# START OF Entries
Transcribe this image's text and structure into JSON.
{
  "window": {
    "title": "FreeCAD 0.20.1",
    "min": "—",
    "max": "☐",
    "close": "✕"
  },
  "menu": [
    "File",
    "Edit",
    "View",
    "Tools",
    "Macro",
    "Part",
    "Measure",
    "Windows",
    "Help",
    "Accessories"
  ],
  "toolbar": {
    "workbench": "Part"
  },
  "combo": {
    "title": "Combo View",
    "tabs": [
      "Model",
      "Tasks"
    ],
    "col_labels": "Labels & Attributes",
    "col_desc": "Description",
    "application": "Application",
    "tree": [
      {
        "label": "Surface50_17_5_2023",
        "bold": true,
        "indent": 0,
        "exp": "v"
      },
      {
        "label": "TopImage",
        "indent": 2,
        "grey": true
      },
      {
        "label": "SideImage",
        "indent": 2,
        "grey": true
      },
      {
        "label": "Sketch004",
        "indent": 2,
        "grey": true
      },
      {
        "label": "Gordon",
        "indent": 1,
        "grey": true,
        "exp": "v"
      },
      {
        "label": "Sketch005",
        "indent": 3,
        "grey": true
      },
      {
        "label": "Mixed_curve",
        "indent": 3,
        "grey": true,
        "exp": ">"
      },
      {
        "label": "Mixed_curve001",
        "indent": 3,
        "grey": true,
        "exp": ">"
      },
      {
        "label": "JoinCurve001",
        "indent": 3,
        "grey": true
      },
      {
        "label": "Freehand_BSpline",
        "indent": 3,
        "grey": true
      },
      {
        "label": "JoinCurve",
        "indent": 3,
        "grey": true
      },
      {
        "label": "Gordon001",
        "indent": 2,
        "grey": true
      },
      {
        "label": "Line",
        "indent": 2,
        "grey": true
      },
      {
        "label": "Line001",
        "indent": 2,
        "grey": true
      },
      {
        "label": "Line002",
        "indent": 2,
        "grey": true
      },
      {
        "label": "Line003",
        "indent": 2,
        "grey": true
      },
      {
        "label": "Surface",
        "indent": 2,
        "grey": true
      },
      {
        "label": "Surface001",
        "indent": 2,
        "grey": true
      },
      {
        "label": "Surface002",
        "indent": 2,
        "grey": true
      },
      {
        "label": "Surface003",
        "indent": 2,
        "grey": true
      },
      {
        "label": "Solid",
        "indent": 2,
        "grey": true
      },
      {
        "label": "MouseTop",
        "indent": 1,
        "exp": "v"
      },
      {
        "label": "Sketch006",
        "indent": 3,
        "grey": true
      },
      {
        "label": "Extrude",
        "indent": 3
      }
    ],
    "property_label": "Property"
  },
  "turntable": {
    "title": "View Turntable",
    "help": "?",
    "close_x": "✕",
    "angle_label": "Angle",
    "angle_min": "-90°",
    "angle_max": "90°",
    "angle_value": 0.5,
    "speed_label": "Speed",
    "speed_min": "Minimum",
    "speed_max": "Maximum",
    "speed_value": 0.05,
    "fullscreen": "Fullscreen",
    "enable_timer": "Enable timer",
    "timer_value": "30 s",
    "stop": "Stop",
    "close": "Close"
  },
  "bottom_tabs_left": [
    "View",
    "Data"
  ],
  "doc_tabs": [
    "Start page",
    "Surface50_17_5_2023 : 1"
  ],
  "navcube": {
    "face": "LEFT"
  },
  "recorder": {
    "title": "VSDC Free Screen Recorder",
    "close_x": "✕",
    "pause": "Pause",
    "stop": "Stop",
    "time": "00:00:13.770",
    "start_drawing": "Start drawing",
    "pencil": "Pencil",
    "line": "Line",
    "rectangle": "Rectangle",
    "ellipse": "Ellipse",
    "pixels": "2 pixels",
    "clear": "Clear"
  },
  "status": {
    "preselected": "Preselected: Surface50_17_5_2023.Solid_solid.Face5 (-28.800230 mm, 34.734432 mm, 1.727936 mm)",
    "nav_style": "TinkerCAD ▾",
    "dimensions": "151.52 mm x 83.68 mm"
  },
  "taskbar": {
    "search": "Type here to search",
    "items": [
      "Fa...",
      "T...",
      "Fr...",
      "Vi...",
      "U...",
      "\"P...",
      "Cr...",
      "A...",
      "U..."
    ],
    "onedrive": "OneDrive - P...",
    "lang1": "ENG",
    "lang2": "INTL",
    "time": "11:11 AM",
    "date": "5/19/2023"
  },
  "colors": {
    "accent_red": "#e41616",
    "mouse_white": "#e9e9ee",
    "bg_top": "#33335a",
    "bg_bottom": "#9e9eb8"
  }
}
# END OF Entries
Short problem: Copy every line above that holds the word "View".

Response to the exercise:
    "View",
    "title": "Combo View",
    "title": "View Turntable",
    "View",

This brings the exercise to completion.